(PROVIDED RECORDS begins)

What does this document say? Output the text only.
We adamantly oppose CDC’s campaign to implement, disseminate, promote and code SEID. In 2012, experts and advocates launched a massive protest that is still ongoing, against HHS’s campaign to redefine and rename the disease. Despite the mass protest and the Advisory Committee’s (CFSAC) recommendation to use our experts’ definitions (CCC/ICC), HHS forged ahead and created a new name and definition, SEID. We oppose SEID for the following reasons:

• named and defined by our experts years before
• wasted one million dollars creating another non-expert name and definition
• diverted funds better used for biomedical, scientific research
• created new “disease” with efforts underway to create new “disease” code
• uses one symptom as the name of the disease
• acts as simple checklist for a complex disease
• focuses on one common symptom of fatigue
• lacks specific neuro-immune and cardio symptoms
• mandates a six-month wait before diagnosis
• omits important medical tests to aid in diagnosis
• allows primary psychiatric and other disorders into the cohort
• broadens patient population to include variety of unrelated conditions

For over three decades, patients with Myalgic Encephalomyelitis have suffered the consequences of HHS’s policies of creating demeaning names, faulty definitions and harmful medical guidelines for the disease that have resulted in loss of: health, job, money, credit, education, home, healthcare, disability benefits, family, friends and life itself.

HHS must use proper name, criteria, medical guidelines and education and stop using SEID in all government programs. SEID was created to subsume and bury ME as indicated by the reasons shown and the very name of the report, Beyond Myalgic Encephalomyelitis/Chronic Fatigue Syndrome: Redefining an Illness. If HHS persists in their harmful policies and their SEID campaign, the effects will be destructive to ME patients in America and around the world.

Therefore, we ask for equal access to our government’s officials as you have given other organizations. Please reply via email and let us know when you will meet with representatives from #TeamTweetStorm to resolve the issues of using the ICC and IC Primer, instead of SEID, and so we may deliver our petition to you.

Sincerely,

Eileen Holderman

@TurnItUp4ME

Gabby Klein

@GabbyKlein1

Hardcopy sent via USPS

(PROVIDED RECORDS ends)

YOUR OBJECTIVE
Search the entries for the word "government". Copy each line where it appears.

SOLUTION TO THE EXERCISE
HHS must use proper name, criteria, medical guidelines and education and stop using SEID in all government programs. SEID was created to subsume and bury ME as indicated by the reasons shown and the very name of the report, Beyond Myalgic Encephalomyelitis/Chronic Fatigue Syndrome: Redefining an Illness. If HHS persists in their harmful policies and their SEID campaign, the effects will be destructive to ME patients in America and around the world.
Therefore, we ask for equal access to our government’s officials as you have given other organizations. Please reply via email and let us know when you will meet with representatives from #TeamTweetStorm to resolve the issues of using the ICC and IC Primer, instead of SEID, and so we may deliver our petition to you.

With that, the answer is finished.